■ Extracted information:
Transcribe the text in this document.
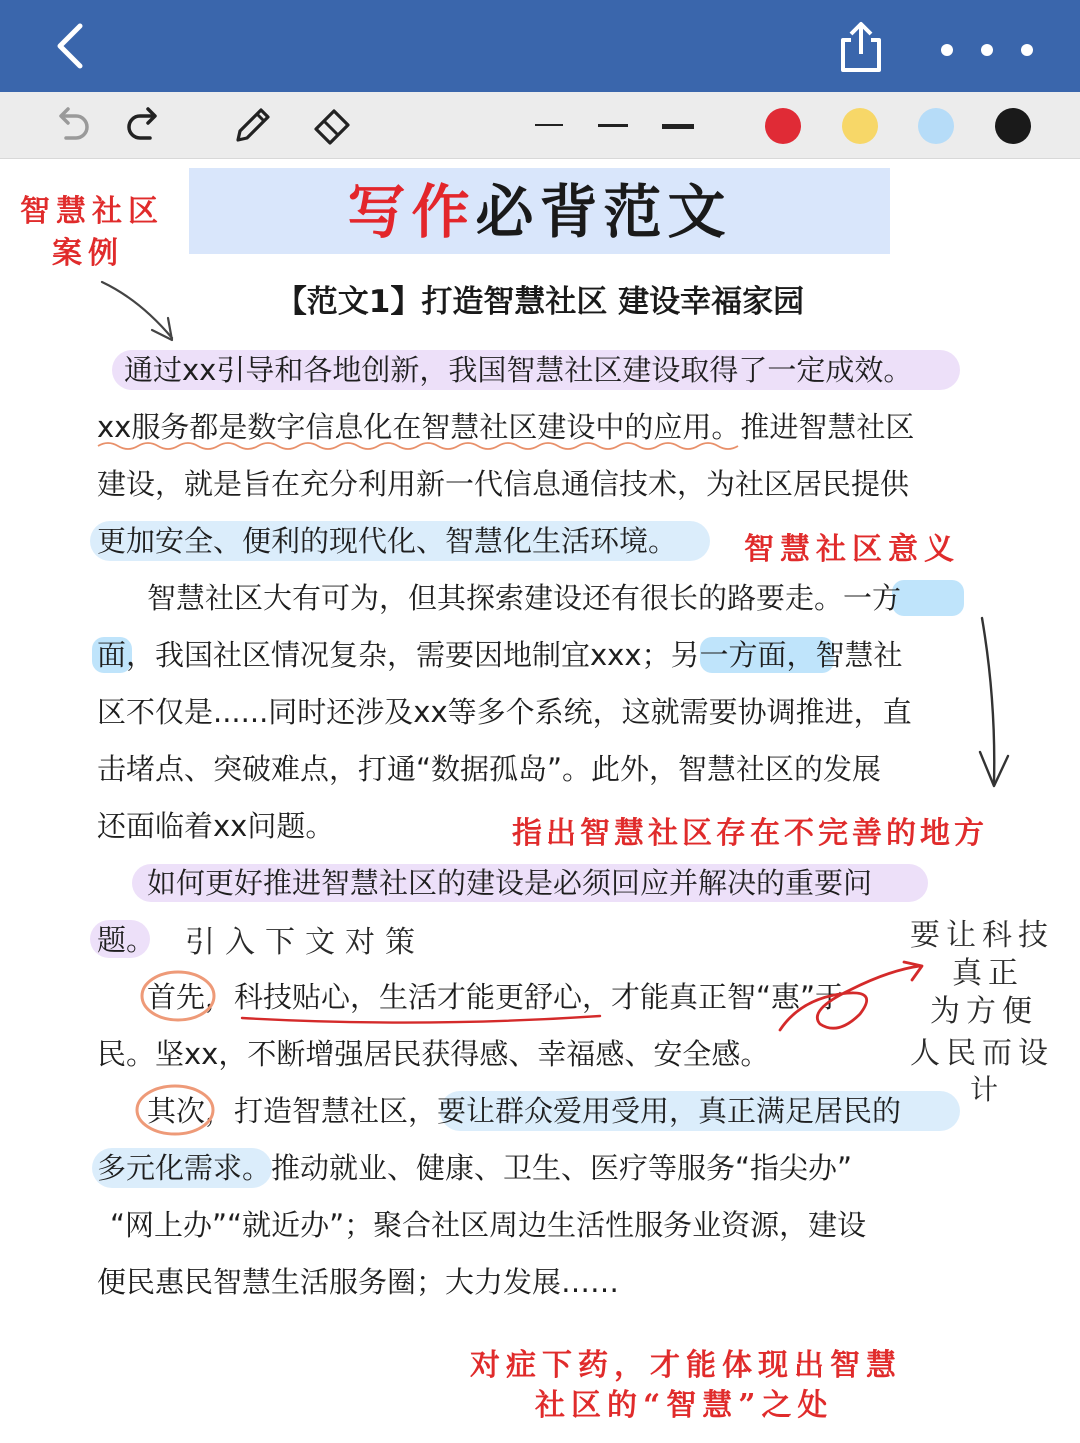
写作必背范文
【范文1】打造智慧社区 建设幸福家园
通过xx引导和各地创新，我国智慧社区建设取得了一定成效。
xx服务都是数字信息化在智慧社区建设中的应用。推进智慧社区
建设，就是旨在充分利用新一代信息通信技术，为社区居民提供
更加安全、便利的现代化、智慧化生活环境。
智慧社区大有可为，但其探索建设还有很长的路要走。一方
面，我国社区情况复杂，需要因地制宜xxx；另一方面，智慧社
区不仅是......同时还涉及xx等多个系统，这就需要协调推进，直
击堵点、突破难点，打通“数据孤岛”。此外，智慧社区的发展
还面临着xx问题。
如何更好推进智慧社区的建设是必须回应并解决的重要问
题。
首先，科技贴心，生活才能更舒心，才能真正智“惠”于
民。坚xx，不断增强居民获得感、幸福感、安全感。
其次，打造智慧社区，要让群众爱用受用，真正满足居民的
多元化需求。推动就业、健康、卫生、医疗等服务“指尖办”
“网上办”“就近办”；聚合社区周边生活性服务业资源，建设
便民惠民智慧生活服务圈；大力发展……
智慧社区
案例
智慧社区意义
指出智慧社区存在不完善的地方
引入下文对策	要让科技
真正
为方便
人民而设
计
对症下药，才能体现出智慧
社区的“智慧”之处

■ Your task:
Repeat the material above word for word, please, apart from its images.

■ Full solution:
Transcribe the text in this document.
写作必背范文
【范文1】打造智慧社区 建设幸福家园
通过xx引导和各地创新，我国智慧社区建设取得了一定成效。
xx服务都是数字信息化在智慧社区建设中的应用。推进智慧社区
建设，就是旨在充分利用新一代信息通信技术，为社区居民提供
更加安全、便利的现代化、智慧化生活环境。
智慧社区大有可为，但其探索建设还有很长的路要走。一方
面，我国社区情况复杂，需要因地制宜xxx；另一方面，智慧社
区不仅是......同时还涉及xx等多个系统，这就需要协调推进，直
击堵点、突破难点，打通“数据孤岛”。此外，智慧社区的发展
还面临着xx问题。
如何更好推进智慧社区的建设是必须回应并解决的重要问
题。
首先，科技贴心，生活才能更舒心，才能真正智“惠”于
民。坚xx，不断增强居民获得感、幸福感、安全感。
其次，打造智慧社区，要让群众爱用受用，真正满足居民的
多元化需求。推动就业、健康、卫生、医疗等服务“指尖办”
“网上办”“就近办”；聚合社区周边生活性服务业资源，建设
便民惠民智慧生活服务圈；大力发展……
智慧社区
案例
智慧社区意义
指出智慧社区存在不完善的地方
引入下文对策	要让科技
真正
为方便
人民而设
计
对症下药，才能体现出智慧
社区的“智慧”之处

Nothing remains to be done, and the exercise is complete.